- [WHAT IS EXPECTED]:
What is the number of lines holding the word "Donelson"? Write that number and nothing else.

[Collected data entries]
>>>
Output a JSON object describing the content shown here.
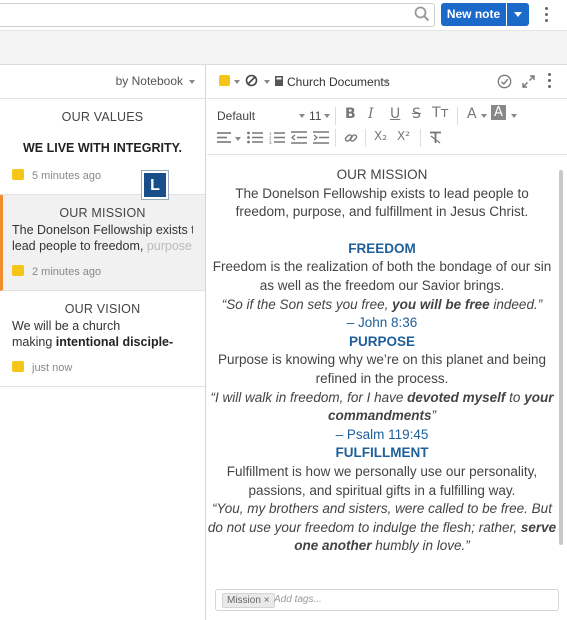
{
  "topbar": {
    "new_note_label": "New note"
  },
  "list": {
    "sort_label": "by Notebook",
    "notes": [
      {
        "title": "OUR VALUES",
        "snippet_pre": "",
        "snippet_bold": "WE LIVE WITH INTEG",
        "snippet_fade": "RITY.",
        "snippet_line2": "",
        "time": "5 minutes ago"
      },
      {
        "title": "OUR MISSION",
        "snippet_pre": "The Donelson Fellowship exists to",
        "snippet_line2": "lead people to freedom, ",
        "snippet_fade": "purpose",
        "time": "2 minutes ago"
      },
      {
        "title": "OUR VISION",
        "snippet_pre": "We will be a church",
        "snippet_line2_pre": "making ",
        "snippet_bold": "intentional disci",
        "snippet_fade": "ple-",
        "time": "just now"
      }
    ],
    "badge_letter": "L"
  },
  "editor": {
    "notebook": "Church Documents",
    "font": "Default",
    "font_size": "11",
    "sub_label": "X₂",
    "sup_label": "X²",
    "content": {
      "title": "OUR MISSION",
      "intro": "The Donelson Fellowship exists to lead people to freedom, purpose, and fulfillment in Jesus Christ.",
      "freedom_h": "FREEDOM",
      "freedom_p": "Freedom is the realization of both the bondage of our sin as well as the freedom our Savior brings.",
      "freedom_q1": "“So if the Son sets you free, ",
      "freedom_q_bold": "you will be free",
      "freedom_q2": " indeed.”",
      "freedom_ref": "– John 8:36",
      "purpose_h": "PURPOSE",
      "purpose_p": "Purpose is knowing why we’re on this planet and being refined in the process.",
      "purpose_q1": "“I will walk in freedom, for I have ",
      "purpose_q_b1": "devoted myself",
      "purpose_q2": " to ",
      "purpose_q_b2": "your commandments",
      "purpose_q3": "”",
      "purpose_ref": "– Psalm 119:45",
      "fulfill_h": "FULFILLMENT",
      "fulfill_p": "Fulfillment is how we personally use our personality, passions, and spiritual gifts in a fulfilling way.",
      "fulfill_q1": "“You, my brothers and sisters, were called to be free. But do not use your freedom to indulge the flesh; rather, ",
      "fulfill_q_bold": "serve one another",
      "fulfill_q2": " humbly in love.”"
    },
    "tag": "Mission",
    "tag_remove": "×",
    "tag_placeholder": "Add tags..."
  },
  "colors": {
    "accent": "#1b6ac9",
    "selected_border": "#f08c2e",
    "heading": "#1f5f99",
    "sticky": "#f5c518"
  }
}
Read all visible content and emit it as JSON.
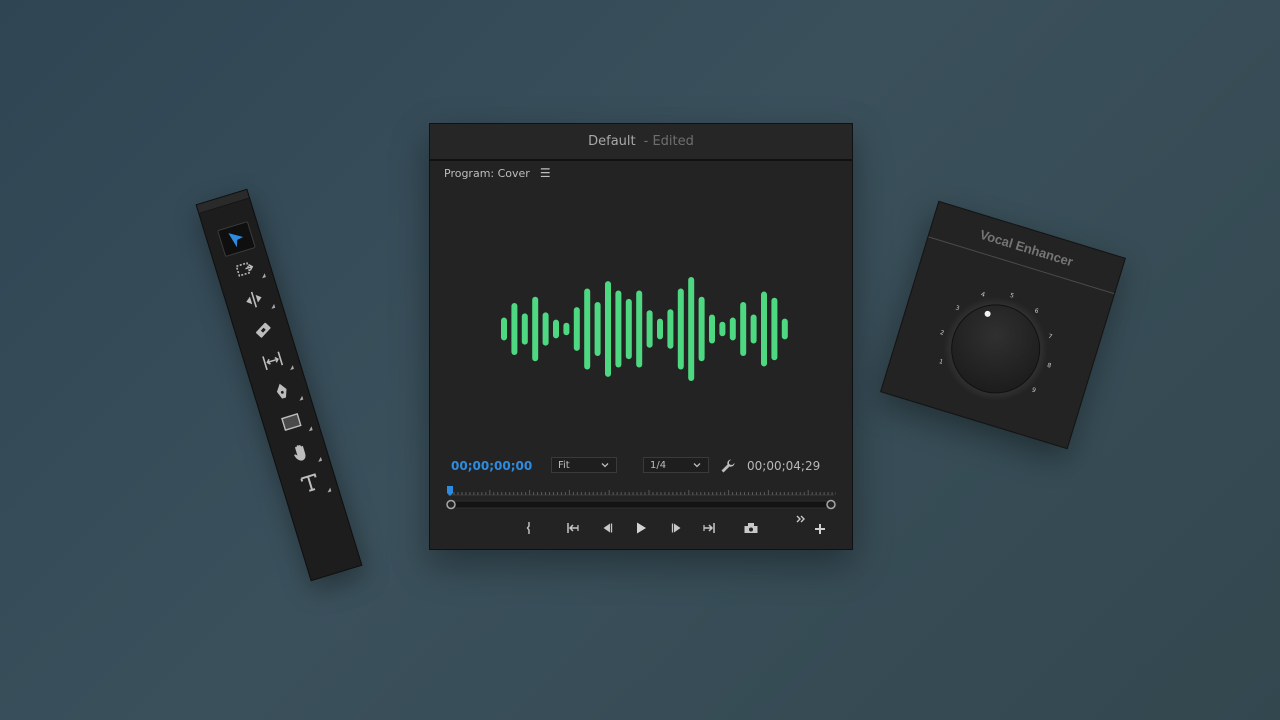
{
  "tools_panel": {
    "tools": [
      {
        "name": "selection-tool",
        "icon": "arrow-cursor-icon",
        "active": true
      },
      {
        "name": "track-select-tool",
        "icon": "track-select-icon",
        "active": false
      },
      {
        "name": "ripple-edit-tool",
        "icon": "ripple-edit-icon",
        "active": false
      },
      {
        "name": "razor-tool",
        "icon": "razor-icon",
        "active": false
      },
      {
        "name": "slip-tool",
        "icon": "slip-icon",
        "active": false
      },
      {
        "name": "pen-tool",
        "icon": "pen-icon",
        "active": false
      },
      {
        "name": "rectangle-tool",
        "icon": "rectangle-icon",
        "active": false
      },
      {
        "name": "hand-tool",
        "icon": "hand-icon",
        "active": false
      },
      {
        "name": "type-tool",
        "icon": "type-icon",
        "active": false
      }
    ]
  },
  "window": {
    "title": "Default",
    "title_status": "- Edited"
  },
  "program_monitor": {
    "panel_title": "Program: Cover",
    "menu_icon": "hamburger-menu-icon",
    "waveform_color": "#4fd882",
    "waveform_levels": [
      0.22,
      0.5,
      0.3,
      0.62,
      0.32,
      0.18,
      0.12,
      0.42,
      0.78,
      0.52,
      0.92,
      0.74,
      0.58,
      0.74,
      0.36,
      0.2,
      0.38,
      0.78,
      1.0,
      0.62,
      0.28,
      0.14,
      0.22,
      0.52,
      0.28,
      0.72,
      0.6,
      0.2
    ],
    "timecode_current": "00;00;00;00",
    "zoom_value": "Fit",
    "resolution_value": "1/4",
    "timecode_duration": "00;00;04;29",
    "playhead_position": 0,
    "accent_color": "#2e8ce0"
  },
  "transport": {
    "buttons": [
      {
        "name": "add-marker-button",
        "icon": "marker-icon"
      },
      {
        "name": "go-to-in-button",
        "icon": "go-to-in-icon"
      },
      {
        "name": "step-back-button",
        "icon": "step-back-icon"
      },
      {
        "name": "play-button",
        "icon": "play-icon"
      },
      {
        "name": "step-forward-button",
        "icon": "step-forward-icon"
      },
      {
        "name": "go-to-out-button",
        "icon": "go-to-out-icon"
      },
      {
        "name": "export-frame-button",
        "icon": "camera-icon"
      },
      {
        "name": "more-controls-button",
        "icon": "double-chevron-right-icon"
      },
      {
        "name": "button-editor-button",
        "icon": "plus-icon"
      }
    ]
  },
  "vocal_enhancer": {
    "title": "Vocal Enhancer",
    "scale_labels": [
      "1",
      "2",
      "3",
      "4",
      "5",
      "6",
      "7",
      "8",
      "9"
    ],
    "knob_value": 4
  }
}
<<<
>>>
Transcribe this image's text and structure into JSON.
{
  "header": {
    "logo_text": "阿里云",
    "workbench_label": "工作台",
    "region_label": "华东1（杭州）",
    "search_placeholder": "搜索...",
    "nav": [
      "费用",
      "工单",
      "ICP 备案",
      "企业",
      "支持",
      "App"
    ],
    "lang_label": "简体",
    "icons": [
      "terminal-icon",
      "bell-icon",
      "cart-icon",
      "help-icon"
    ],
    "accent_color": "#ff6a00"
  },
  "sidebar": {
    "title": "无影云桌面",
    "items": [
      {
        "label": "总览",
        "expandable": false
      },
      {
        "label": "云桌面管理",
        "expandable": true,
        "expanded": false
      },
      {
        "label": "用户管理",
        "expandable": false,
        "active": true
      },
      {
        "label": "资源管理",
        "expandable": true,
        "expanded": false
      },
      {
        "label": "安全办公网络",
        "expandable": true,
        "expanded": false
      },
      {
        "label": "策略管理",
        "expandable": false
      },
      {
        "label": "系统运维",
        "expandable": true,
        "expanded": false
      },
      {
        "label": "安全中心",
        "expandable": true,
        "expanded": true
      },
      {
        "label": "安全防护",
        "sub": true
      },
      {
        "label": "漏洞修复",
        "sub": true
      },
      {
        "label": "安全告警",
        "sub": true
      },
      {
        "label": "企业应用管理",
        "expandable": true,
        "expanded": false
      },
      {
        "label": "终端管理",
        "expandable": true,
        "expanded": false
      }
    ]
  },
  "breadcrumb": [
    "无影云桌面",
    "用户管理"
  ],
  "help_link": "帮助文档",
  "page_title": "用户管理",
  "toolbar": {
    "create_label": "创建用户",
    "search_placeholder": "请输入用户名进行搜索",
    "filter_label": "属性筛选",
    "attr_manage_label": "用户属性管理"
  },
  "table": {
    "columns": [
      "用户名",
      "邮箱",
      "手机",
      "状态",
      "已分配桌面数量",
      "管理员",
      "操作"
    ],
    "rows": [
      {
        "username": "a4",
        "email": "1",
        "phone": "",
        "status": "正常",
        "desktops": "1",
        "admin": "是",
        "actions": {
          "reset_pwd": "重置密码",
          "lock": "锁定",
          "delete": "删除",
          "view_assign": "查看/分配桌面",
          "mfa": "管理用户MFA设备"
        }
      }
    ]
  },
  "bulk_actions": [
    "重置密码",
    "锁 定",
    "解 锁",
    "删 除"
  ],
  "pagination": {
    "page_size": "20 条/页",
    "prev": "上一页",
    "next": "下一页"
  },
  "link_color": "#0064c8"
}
<<<
>>>
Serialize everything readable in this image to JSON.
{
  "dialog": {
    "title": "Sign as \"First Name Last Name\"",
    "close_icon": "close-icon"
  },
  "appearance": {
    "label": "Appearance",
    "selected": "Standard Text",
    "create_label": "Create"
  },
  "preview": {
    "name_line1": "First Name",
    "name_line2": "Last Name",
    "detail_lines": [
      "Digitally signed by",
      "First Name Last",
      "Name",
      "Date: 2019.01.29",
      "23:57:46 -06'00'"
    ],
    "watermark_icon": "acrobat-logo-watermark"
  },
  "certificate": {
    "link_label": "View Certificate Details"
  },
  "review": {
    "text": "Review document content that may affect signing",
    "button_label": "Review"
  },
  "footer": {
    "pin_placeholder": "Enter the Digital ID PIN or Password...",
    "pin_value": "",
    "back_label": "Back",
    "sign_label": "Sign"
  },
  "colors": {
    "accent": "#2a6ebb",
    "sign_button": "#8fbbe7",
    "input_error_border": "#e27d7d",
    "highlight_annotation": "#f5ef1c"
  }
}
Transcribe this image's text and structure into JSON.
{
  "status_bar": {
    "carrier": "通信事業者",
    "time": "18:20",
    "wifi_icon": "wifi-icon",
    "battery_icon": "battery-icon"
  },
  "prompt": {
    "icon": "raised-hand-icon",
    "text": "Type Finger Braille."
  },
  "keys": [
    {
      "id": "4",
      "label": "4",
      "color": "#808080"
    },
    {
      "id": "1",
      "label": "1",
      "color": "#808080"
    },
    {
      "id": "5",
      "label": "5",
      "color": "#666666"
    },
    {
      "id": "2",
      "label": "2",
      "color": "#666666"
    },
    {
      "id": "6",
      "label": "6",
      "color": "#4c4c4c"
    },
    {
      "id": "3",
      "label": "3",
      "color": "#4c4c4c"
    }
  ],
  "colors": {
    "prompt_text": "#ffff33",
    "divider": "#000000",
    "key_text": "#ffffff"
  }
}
<<<
- [COMPLETE ANSWER]:
2